Task to complete - Extract the lines that carry the string "JSON" from the listing.

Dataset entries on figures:
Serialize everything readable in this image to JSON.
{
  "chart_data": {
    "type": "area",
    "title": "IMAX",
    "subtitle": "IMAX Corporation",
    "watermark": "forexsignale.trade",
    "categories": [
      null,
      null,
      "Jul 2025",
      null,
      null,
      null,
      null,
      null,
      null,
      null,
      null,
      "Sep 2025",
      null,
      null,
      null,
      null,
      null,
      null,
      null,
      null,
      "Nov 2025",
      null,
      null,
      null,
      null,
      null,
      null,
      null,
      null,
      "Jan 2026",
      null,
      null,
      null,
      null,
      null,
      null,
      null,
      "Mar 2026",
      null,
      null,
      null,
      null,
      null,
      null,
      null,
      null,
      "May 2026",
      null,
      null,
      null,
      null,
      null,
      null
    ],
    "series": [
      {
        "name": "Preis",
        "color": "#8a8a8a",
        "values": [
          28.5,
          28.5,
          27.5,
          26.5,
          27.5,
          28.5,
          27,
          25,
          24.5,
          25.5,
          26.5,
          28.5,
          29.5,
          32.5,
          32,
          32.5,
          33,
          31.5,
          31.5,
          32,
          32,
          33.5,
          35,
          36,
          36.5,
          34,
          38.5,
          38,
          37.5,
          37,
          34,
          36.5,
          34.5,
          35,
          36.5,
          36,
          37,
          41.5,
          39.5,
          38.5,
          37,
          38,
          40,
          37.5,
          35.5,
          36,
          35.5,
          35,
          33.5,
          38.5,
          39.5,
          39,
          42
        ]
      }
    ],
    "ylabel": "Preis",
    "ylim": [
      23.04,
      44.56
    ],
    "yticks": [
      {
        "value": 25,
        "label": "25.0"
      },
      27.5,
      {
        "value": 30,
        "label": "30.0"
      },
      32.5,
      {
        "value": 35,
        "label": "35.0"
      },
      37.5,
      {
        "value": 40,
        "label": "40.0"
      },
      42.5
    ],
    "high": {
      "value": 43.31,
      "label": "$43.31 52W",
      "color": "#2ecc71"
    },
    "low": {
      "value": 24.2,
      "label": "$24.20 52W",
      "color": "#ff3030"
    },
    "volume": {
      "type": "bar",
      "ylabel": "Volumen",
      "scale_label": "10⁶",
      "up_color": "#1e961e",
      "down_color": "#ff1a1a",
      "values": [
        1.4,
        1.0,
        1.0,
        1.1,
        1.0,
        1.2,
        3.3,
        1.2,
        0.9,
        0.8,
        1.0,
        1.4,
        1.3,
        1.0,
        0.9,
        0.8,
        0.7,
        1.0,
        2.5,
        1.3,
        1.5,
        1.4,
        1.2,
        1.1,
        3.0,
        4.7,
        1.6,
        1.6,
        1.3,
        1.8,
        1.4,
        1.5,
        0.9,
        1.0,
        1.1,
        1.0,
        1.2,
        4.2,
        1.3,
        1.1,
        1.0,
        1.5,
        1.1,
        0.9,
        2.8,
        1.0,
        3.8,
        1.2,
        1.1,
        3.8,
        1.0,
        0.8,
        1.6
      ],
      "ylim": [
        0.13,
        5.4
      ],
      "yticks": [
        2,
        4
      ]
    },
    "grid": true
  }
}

* * *

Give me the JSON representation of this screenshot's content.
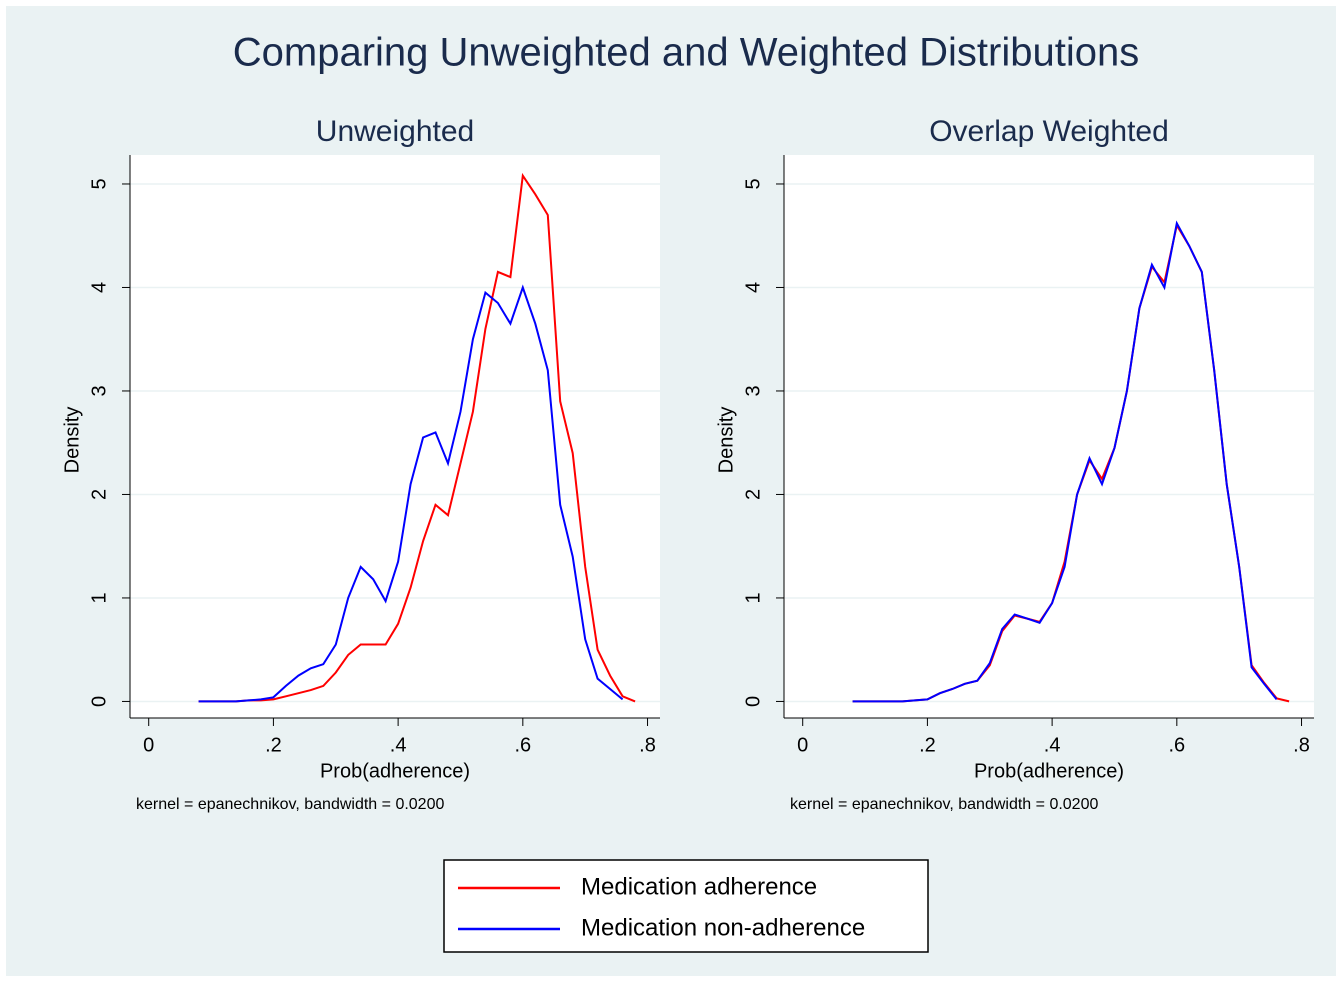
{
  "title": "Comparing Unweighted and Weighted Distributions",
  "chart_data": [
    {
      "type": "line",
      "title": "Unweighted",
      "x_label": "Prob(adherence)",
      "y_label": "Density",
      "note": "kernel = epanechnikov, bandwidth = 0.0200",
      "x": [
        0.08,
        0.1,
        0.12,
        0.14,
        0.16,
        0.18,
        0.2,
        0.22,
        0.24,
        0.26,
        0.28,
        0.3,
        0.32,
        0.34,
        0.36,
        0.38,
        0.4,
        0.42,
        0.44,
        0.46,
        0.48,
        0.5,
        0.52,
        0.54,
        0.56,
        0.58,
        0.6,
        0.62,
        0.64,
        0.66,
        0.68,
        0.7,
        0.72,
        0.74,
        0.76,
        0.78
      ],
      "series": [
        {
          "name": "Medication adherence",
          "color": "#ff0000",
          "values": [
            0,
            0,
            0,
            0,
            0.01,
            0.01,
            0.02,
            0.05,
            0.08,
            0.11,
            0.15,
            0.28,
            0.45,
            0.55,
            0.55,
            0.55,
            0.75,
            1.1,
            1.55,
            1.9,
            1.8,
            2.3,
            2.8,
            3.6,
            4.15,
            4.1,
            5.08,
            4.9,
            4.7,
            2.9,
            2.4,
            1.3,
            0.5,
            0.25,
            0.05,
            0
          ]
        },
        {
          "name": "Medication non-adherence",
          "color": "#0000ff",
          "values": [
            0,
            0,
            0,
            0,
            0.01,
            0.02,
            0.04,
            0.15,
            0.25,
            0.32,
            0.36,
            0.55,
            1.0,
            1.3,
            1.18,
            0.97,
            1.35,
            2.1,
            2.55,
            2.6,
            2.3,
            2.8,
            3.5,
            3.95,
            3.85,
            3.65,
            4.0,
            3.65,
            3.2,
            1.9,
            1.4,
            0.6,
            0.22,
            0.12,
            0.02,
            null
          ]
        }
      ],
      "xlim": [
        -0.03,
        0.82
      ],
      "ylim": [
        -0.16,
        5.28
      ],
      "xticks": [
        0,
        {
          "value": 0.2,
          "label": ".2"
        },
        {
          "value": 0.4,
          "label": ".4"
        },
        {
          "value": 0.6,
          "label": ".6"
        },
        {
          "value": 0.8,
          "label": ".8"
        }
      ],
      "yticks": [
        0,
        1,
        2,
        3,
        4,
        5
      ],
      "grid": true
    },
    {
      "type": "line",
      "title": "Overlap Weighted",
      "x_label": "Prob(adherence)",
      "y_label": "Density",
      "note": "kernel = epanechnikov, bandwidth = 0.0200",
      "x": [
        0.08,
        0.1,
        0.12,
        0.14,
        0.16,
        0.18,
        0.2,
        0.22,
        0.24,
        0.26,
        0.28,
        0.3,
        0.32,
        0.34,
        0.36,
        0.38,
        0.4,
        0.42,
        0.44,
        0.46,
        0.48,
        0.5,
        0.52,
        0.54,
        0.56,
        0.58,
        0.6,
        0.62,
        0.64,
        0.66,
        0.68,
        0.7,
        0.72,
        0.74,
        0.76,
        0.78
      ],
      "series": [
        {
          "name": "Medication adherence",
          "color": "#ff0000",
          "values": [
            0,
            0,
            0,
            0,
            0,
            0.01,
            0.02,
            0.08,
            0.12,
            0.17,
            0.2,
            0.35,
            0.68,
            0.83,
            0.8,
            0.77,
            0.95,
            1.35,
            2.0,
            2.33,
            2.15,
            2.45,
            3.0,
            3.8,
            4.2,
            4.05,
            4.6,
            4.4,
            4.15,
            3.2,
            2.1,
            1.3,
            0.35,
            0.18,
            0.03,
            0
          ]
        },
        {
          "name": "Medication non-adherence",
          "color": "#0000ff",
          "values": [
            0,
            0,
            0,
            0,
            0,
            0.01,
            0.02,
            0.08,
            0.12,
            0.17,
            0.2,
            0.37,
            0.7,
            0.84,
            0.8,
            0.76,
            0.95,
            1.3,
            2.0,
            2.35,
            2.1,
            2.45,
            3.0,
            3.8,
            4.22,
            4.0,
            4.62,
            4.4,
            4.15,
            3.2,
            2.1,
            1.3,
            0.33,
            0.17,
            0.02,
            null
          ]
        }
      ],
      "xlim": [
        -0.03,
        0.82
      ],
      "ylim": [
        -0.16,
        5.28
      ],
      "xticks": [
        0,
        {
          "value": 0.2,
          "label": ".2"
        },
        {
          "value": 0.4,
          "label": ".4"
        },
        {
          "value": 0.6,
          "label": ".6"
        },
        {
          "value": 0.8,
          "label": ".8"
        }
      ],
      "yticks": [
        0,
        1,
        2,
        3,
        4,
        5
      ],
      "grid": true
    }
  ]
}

Written response -
Serialize everything readable in this image to JSON.
Give me the JSON representation of this screenshot's content.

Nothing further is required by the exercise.